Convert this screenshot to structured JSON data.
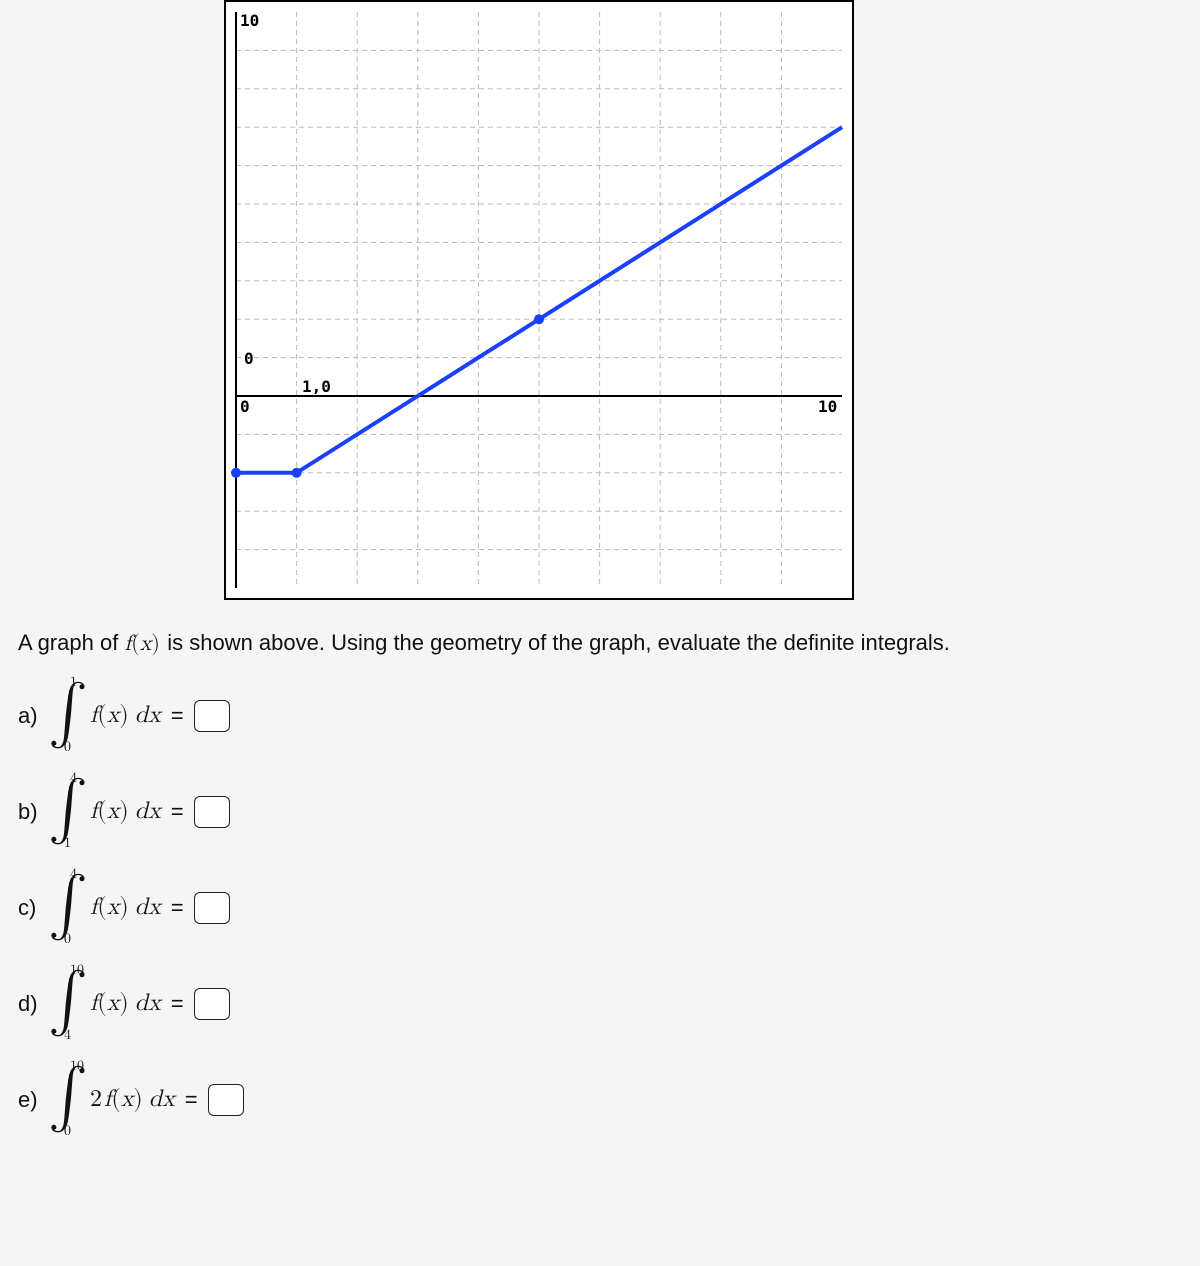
{
  "chart_data": {
    "type": "line",
    "title": "",
    "xlabel": "",
    "ylabel": "",
    "xlim": [
      0,
      10
    ],
    "ylim": [
      -5,
      10
    ],
    "x_ticks": [
      0,
      1,
      10
    ],
    "y_ticks": [
      0,
      10
    ],
    "series": [
      {
        "name": "f(x)",
        "x": [
          0,
          1,
          4,
          10
        ],
        "y": [
          -2,
          -2,
          1,
          7
        ]
      }
    ],
    "annotations": [
      {
        "text": "1,0",
        "x": 1,
        "y": 0
      }
    ],
    "grid": true
  },
  "instructions": {
    "prefix": "A graph of ",
    "fx": "f(x)",
    "suffix": " is shown above. Using the geometry of the graph, evaluate the definite integrals."
  },
  "problems": [
    {
      "letter": "a)",
      "lower": "0",
      "upper": "1",
      "coef": "",
      "func": "f(x)",
      "diff": "dx",
      "eq": "="
    },
    {
      "letter": "b)",
      "lower": "1",
      "upper": "4",
      "coef": "",
      "func": "f(x)",
      "diff": "dx",
      "eq": "="
    },
    {
      "letter": "c)",
      "lower": "0",
      "upper": "4",
      "coef": "",
      "func": "f(x)",
      "diff": "dx",
      "eq": "="
    },
    {
      "letter": "d)",
      "lower": "4",
      "upper": "10",
      "coef": "",
      "func": "f(x)",
      "diff": "dx",
      "eq": "="
    },
    {
      "letter": "e)",
      "lower": "0",
      "upper": "10",
      "coef": "2",
      "func": "f(x)",
      "diff": "dx",
      "eq": "="
    }
  ],
  "graph_labels": {
    "y_top": "10",
    "y_zero": "0",
    "x_zero": "0",
    "x_right": "10",
    "anno": "1,0"
  }
}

■ ■ ■ ■ ■

-- DIRECTIONS --
Without the pictures, return the entries exactly as they appear.

-- TASK RESULT --
Convert this screenshot to structured JSON data.
{
  "chart_data": {
    "type": "line",
    "title": "",
    "xlabel": "",
    "ylabel": "",
    "xlim": [
      0,
      10
    ],
    "ylim": [
      -5,
      10
    ],
    "x_ticks": [
      0,
      1,
      10
    ],
    "y_ticks": [
      0,
      10
    ],
    "series": [
      {
        "name": "f(x)",
        "x": [
          0,
          1,
          4,
          10
        ],
        "y": [
          -2,
          -2,
          1,
          7
        ]
      }
    ],
    "annotations": [
      {
        "text": "1,0",
        "x": 1,
        "y": 0
      }
    ],
    "grid": true
  },
  "instructions": {
    "prefix": "A graph of ",
    "fx": "f(x)",
    "suffix": " is shown above. Using the geometry of the graph, evaluate the definite integrals."
  },
  "problems": [
    {
      "letter": "a)",
      "lower": "0",
      "upper": "1",
      "coef": "",
      "func": "f(x)",
      "diff": "dx",
      "eq": "="
    },
    {
      "letter": "b)",
      "lower": "1",
      "upper": "4",
      "coef": "",
      "func": "f(x)",
      "diff": "dx",
      "eq": "="
    },
    {
      "letter": "c)",
      "lower": "0",
      "upper": "4",
      "coef": "",
      "func": "f(x)",
      "diff": "dx",
      "eq": "="
    },
    {
      "letter": "d)",
      "lower": "4",
      "upper": "10",
      "coef": "",
      "func": "f(x)",
      "diff": "dx",
      "eq": "="
    },
    {
      "letter": "e)",
      "lower": "0",
      "upper": "10",
      "coef": "2",
      "func": "f(x)",
      "diff": "dx",
      "eq": "="
    }
  ],
  "graph_labels": {
    "y_top": "10",
    "y_zero": "0",
    "x_zero": "0",
    "x_right": "10",
    "anno": "1,0"
  }
}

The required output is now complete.